§ **Given data**:
####################

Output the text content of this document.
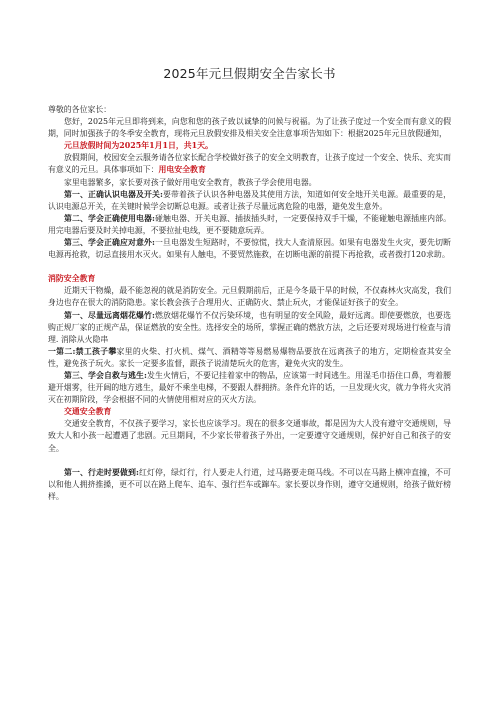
2025年元旦假期安全告家长书

尊敬的各位家长：

您好，2025年元旦即将到来，向您和您的孩子致以诚挚的问候与祝福。为了让孩子度过一个安全而有意义的假期，同时加强孩子的冬季安全教育，现将元旦放假安排及相关安全注意事项告知如下：根据2025年元旦放假通知，

元旦放假时间为2025年1月1日，共1天。

放假期间，校园安全云服务请各位家长配合学校做好孩子的安全文明教育，让孩子度过一个安全、快乐、充实而有意义的元旦。具体事项如下：用电安全教育

家里电器繁多，家长要对孩子做好用电安全教育，教孩子学会使用电器。

第一、正确认识电器及开关:要带着孩子认识各种电器及其使用方法，知道如何安全地开关电源。最重要的是，认识电源总开关，在关键时候学会切断总电源。或者让孩子尽量远离危险的电器，避免发生意外。

第二、学会正确使用电器:碰触电器、开关电源、插拔插头时，一定要保持双手干燥，不能碰触电源插座内部。用完电器后要及时关掉电源，不要拉扯电线，更不要随意玩弄。

第三、学会正确应对意外:一旦电器发生短路时，不要惊慌，找大人查清原因。如果有电器发生火灾，要先切断电源再抢救，切忌直接用水灭火。如果有人触电，不要贸然施救，在切断电源的前提下再抢救，或者拨打120求助。

消防安全教育

近期天干物燥，最不能忽视的就是消防安全。元旦假期前后，正是今冬最干旱的时候，不仅森林火灾高发，我们身边也存在很大的消防隐患。家长教会孩子合理用火、正确防火、禁止玩火，才能保证好孩子的安全。

第一、尽量远离烟花爆竹:燃放烟花爆竹不仅污染环境，也有明显的安全风险，最好远离。即使要燃放，也要选购正规厂家的正规产品，保证燃放的安全性。选择安全的场所，掌握正确的燃放方法，之后还要对现场进行检查与清理. 消除从火隐串

一第二:禁工孩子攀家里的火柴、打火机、煤气、酒精等等易燃易爆物品要放在远离孩子的地方，定期检查其安全性，避免孩子玩火。家长一定要多监督，跟孩子说清楚玩火的危害，避免火灾的发生。

第三、学会自救与逃生:发生火情后，不要记挂着家中的物品，应该第一时间逃生。用湿毛巾捂住口鼻，弯着腰避开烟雾，往开阔的地方逃生，最好不乘坐电梯，不要跟人群拥挤。条件允许的话，一旦发现火灾，就力争将火灾消灭在初期阶段，学会根据不同的火情使用相对应的灭火方法。

交通安全教育

交通安全教育，不仅孩子要学习，家长也应该学习。现在的很多交通事故，都是因为大人没有遵守交通规则，导致大人和小孩一起遭遇了悲剧。元旦期间，不少家长带着孩子外出，一定要遵守交通规则，保护好自己和孩子的安全。

第一、行走时要做到:红灯停，绿灯行，行人要走人行道，过马路要走斑马线。不可以在马路上横冲直撞，不可以和他人拥挤推搡，更不可以在路上爬车、追车、强行拦车或蹿车。家长要以身作则，遵守交通规则，给孩子做好榜样。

####################

§ **Task to carry out**: Restate each entry word for word, please, but drop any images it holds.

§ **The response**:
Output the text content of this document.
2025年元旦假期安全告家长书

尊敬的各位家长：

您好，2025年元旦即将到来，向您和您的孩子致以诚挚的问候与祝福。为了让孩子度过一个安全而有意义的假期，同时加强孩子的冬季安全教育，现将元旦放假安排及相关安全注意事项告知如下：根据2025年元旦放假通知，

元旦放假时间为2025年1月1日，共1天。

放假期间，校园安全云服务请各位家长配合学校做好孩子的安全文明教育，让孩子度过一个安全、快乐、充实而有意义的元旦。具体事项如下：用电安全教育

家里电器繁多，家长要对孩子做好用电安全教育，教孩子学会使用电器。

第一、正确认识电器及开关:要带着孩子认识各种电器及其使用方法，知道如何安全地开关电源。最重要的是，认识电源总开关，在关键时候学会切断总电源。或者让孩子尽量远离危险的电器，避免发生意外。

第二、学会正确使用电器:碰触电器、开关电源、插拔插头时，一定要保持双手干燥，不能碰触电源插座内部。用完电器后要及时关掉电源，不要拉扯电线，更不要随意玩弄。

第三、学会正确应对意外:一旦电器发生短路时，不要惊慌，找大人查清原因。如果有电器发生火灾，要先切断电源再抢救，切忌直接用水灭火。如果有人触电，不要贸然施救，在切断电源的前提下再抢救，或者拨打120求助。

消防安全教育

近期天干物燥，最不能忽视的就是消防安全。元旦假期前后，正是今冬最干旱的时候，不仅森林火灾高发，我们身边也存在很大的消防隐患。家长教会孩子合理用火、正确防火、禁止玩火，才能保证好孩子的安全。

第一、尽量远离烟花爆竹:燃放烟花爆竹不仅污染环境，也有明显的安全风险，最好远离。即使要燃放，也要选购正规厂家的正规产品，保证燃放的安全性。选择安全的场所，掌握正确的燃放方法，之后还要对现场进行检查与清理. 消除从火隐串

一第二:禁工孩子攀家里的火柴、打火机、煤气、酒精等等易燃易爆物品要放在远离孩子的地方，定期检查其安全性，避免孩子玩火。家长一定要多监督，跟孩子说清楚玩火的危害，避免火灾的发生。

第三、学会自救与逃生:发生火情后，不要记挂着家中的物品，应该第一时间逃生。用湿毛巾捂住口鼻，弯着腰避开烟雾，往开阔的地方逃生，最好不乘坐电梯，不要跟人群拥挤。条件允许的话，一旦发现火灾，就力争将火灾消灭在初期阶段，学会根据不同的火情使用相对应的灭火方法。

交通安全教育

交通安全教育，不仅孩子要学习，家长也应该学习。现在的很多交通事故，都是因为大人没有遵守交通规则，导致大人和小孩一起遭遇了悲剧。元旦期间，不少家长带着孩子外出，一定要遵守交通规则，保护好自己和孩子的安全。

第一、行走时要做到:红灯停，绿灯行，行人要走人行道，过马路要走斑马线。不可以在马路上横冲直撞，不可以和他人拥挤推搡，更不可以在路上爬车、追车、强行拦车或蹿车。家长要以身作则，遵守交通规则，给孩子做好榜样。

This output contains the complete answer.